EXERCISE PROMPT: Arrange all of the lines below into a numbered list, skipping any blank ones.
****************************************
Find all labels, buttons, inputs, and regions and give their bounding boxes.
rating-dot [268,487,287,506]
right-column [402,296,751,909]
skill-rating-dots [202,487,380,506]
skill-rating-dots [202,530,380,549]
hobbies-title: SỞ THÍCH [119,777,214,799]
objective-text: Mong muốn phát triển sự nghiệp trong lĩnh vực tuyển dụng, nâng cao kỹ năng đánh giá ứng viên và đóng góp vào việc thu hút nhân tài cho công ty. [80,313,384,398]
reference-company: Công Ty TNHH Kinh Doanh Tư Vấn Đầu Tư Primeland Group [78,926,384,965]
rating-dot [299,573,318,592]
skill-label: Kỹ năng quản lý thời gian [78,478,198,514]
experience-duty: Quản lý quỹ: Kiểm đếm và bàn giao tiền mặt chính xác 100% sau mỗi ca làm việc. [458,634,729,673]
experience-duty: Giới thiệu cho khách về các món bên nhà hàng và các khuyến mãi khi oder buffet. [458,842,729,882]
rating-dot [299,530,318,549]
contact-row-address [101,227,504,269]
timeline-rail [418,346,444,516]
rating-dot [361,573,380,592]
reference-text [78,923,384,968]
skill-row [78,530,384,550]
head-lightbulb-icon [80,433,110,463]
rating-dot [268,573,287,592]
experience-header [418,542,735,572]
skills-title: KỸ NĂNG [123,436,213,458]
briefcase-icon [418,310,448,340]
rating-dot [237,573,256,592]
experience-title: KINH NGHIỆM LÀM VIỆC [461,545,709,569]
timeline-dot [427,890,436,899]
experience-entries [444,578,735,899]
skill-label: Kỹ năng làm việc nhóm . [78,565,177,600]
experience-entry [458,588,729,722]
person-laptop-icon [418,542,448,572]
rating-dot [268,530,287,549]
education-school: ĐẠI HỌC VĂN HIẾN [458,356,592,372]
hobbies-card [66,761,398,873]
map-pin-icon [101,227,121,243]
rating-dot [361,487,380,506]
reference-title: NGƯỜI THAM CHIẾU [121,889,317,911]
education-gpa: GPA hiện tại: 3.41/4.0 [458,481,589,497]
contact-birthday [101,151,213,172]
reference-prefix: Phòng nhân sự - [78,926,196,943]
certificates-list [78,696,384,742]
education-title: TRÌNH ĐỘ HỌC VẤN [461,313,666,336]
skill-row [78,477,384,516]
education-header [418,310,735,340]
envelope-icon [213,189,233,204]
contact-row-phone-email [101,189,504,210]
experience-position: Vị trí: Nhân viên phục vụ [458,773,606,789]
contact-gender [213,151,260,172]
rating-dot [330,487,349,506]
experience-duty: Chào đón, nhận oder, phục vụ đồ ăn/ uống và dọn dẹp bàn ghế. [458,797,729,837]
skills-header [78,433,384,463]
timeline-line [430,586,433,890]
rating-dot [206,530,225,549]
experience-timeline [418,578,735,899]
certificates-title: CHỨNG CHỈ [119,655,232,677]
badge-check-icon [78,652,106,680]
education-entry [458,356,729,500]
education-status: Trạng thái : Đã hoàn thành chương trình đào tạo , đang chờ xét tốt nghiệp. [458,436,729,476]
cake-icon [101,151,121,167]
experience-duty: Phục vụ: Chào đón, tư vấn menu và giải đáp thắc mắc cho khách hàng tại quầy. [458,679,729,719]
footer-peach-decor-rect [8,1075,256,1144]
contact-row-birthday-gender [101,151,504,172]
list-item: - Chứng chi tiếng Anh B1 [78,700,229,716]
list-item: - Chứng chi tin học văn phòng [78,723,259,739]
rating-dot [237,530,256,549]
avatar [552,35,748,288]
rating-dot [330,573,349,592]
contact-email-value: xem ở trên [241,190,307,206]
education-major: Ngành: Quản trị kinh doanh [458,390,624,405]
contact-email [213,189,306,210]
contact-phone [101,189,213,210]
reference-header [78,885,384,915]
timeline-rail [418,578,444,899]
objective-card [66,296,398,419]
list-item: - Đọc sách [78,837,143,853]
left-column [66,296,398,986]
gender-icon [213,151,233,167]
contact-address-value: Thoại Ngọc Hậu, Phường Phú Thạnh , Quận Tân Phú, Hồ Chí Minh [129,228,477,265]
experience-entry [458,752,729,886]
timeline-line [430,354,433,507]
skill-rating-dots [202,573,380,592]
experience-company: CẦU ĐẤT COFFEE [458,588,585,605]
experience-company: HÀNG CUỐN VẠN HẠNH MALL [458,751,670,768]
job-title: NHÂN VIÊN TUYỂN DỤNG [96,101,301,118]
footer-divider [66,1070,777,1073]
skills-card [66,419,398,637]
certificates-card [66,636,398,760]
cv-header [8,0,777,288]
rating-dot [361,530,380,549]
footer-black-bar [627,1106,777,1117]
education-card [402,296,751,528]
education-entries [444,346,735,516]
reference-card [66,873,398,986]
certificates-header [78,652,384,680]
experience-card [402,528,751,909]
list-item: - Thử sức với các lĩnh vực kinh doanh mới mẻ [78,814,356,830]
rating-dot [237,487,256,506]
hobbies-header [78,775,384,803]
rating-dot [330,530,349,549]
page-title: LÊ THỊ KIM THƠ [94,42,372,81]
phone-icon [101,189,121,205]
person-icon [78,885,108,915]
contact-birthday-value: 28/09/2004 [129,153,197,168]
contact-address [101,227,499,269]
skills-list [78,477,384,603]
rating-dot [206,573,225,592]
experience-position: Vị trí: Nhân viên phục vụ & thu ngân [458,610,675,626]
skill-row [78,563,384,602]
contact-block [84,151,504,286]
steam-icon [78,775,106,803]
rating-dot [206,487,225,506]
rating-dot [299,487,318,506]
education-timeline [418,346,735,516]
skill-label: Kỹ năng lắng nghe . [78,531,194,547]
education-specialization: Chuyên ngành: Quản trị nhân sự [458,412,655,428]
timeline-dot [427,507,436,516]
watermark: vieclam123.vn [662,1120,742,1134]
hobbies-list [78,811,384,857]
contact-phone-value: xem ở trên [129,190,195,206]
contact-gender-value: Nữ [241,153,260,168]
****************************************
RESPONSE TO THE EXERCISE:
1. Find all labels, buttons, inputs, and regions and give their bounding boxes.
2. rating-dot [268,487,287,506]
3. right-column [402,296,751,909]
4. skill-rating-dots [202,487,380,506]
5. skill-rating-dots [202,530,380,549]
6. hobbies-title: SỞ THÍCH [119,777,214,799]
7. objective-text: Mong muốn phát triển sự nghiệp trong lĩnh vực tuyển dụng, nâng cao kỹ năng đánh giá ứng viên và đóng góp vào việc thu hút nhân tài cho công ty. [80,313,384,398]
8. reference-company: Công Ty TNHH Kinh Doanh Tư Vấn Đầu Tư Primeland Group [78,926,384,965]
9. rating-dot [299,573,318,592]
10. skill-label: Kỹ năng quản lý thời gian [78,478,198,514]
11. experience-duty: Quản lý quỹ: Kiểm đếm và bàn giao tiền mặt chính xác 100% sau mỗi ca làm việc. [458,634,729,673]
12. experience-duty: Giới thiệu cho khách về các món bên nhà hàng và các khuyến mãi khi oder buffet. [458,842,729,882]
13. rating-dot [299,530,318,549]
14. contact-row-address [101,227,504,269]
15. timeline-rail [418,346,444,516]
16. rating-dot [361,573,380,592]
17. reference-text [78,923,384,968]
18. skill-row [78,530,384,550]
19. head-lightbulb-icon [80,433,110,463]
20. rating-dot [268,573,287,592]
21. experience-header [418,542,735,572]
22. skills-title: KỸ NĂNG [123,436,213,458]
23. briefcase-icon [418,310,448,340]
24. rating-dot [237,573,256,592]
25. experience-title: KINH NGHIỆM LÀM VIỆC [461,545,709,569]
26. timeline-dot [427,890,436,899]
27. experience-entries [444,578,735,899]
28. skill-label: Kỹ năng làm việc nhóm . [78,565,177,600]
29. experience-entry [458,588,729,722]
30. person-laptop-icon [418,542,448,572]
31. rating-dot [268,530,287,549]
32. education-school: ĐẠI HỌC VĂN HIẾN [458,356,592,372]
33. hobbies-card [66,761,398,873]
34. map-pin-icon [101,227,121,243]
35. rating-dot [361,487,380,506]
36. reference-title: NGƯỜI THAM CHIẾU [121,889,317,911]
37. education-gpa: GPA hiện tại: 3.41/4.0 [458,481,589,497]
38. contact-birthday [101,151,213,172]
39. reference-prefix: Phòng nhân sự - [78,926,196,943]
40. certificates-list [78,696,384,742]
41. education-title: TRÌNH ĐỘ HỌC VẤN [461,313,666,336]
42. skill-row [78,477,384,516]
43. education-header [418,310,735,340]
44. envelope-icon [213,189,233,204]
45. contact-row-phone-email [101,189,504,210]
46. experience-position: Vị trí: Nhân viên phục vụ [458,773,606,789]
47. contact-gender [213,151,260,172]
48. rating-dot [330,487,349,506]
49. experience-duty: Chào đón, nhận oder, phục vụ đồ ăn/ uống và dọn dẹp bàn ghế. [458,797,729,837]
50. skills-header [78,433,384,463]
51. timeline-line [430,586,433,890]
52. rating-dot [206,530,225,549]
53. experience-timeline [418,578,735,899]
54. certificates-title: CHỨNG CHỈ [119,655,232,677]
55. badge-check-icon [78,652,106,680]
56. education-entry [458,356,729,500]
57. education-status: Trạng thái : Đã hoàn thành chương trình đào tạo , đang chờ xét tốt nghiệp. [458,436,729,476]
58. cake-icon [101,151,121,167]
59. experience-duty: Phục vụ: Chào đón, tư vấn menu và giải đáp thắc mắc cho khách hàng tại quầy. [458,679,729,719]
60. footer-peach-decor-rect [8,1075,256,1144]
61. contact-row-birthday-gender [101,151,504,172]
62. list-item: - Chứng chi tiếng Anh B1 [78,700,229,716]
63. list-item: - Chứng chi tin học văn phòng [78,723,259,739]
64. rating-dot [237,530,256,549]
65. avatar [552,35,748,288]
66. rating-dot [330,573,349,592]
67. contact-email-value: xem ở trên [241,190,307,206]
68. education-major: Ngành: Quản trị kinh doanh [458,390,624,405]
69. contact-email [213,189,306,210]
70. contact-phone [101,189,213,210]
71. reference-header [78,885,384,915]
72. timeline-rail [418,578,444,899]
73. objective-card [66,296,398,419]
74. list-item: - Đọc sách [78,837,143,853]
75. left-column [66,296,398,986]
76. gender-icon [213,151,233,167]
77. contact-address-value: Thoại Ngọc Hậu, Phường Phú Thạnh , Quận Tân Phú, Hồ Chí Minh [129,228,477,265]
78. experience-entry [458,752,729,886]
79. timeline-line [430,354,433,507]
80. skill-rating-dots [202,573,380,592]
81. experience-company: CẦU ĐẤT COFFEE [458,588,585,605]
82. experience-company: HÀNG CUỐN VẠN HẠNH MALL [458,751,670,768]
83. job-title: NHÂN VIÊN TUYỂN DỤNG [96,101,301,118]
84. footer-divider [66,1070,777,1073]
85. skills-card [66,419,398,637]
86. certificates-card [66,636,398,760]
87. cv-header [8,0,777,288]
88. rating-dot [361,530,380,549]
89. footer-black-bar [627,1106,777,1117]
90. education-card [402,296,751,528]
91. education-entries [444,346,735,516]
92. reference-card [66,873,398,986]
93. certificates-header [78,652,384,680]
94. experience-card [402,528,751,909]
95. list-item: - Thử sức với các lĩnh vực kinh doanh mới mẻ [78,814,356,830]
96. rating-dot [237,487,256,506]
97. hobbies-header [78,775,384,803]
98. rating-dot [330,530,349,549]
99. page-title: LÊ THỊ KIM THƠ [94,42,372,81]
100. phone-icon [101,189,121,205]
101. person-icon [78,885,108,915]
102. contact-birthday-value: 28/09/2004 [129,153,197,168]
103. contact-address [101,227,499,269]
104. skills-list [78,477,384,603]
105. rating-dot [206,573,225,592]
106. experience-position: Vị trí: Nhân viên phục vụ & thu ngân [458,610,675,626]
107. skill-row [78,563,384,602]
108. contact-block [84,151,504,286]
109. steam-icon [78,775,106,803]
110. rating-dot [206,487,225,506]
111. rating-dot [299,487,318,506]
112. education-timeline [418,346,735,516]
113. skill-label: Kỹ năng lắng nghe . [78,531,194,547]
114. education-specialization: Chuyên ngành: Quản trị nhân sự [458,412,655,428]
115. timeline-dot [427,507,436,516]
116. watermark: vieclam123.vn [662,1120,742,1134]
117. hobbies-list [78,811,384,857]
118. contact-phone-value: xem ở trên [129,190,195,206]
119. contact-gender-value: Nữ [241,153,260,168]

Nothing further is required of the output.